-------- Stored data --------
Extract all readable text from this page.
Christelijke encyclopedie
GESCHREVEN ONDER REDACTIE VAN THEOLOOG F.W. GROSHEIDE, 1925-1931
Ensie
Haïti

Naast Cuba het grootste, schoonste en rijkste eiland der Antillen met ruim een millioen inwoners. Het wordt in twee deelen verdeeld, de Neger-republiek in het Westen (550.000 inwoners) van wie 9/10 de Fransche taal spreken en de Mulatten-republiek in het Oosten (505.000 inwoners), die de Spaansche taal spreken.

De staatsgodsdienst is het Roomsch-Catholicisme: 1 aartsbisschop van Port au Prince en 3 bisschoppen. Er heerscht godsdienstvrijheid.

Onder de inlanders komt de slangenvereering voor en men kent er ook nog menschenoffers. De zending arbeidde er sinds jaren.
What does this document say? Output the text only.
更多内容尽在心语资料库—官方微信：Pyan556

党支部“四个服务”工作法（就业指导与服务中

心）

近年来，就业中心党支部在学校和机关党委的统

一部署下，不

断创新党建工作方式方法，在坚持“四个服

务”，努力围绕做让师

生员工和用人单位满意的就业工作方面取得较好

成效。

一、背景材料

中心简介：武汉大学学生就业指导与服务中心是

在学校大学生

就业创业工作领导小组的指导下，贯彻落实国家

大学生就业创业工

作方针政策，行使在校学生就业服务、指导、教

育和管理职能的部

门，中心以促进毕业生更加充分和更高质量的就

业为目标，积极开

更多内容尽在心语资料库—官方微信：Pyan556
--------
Objective: The full set of records should be duplicated exactly.

Response to the task:
Extract all readable text from this page.
Christelijke encyclopedie
GESCHREVEN ONDER REDACTIE VAN THEOLOOG F.W. GROSHEIDE, 1925-1931
Ensie
Haïti

Naast Cuba het grootste, schoonste en rijkste eiland der Antillen met ruim een millioen inwoners. Het wordt in twee deelen verdeeld, de Neger-republiek in het Westen (550.000 inwoners) van wie 9/10 de Fransche taal spreken en de Mulatten-republiek in het Oosten (505.000 inwoners), die de Spaansche taal spreken.

De staatsgodsdienst is het Roomsch-Catholicisme: 1 aartsbisschop van Port au Prince en 3 bisschoppen. Er heerscht godsdienstvrijheid.

Onder de inlanders komt de slangenvereering voor en men kent er ook nog menschenoffers. De zending arbeidde er sinds jaren.
What does this document say? Output the text only.
更多内容尽在心语资料库—官方微信：Pyan556

党支部“四个服务”工作法（就业指导与服务中

心）

近年来，就业中心党支部在学校和机关党委的统

一部署下，不

断创新党建工作方式方法，在坚持“四个服

务”，努力围绕做让师

生员工和用人单位满意的就业工作方面取得较好

成效。

一、背景材料

中心简介：武汉大学学生就业指导与服务中心是

在学校大学生

就业创业工作领导小组的指导下，贯彻落实国家

大学生就业创业工

作方针政策，行使在校学生就业服务、指导、教

育和管理职能的部

门，中心以促进毕业生更加充分和更高质量的就

业为目标，积极开

更多内容尽在心语资料库—官方微信：Pyan556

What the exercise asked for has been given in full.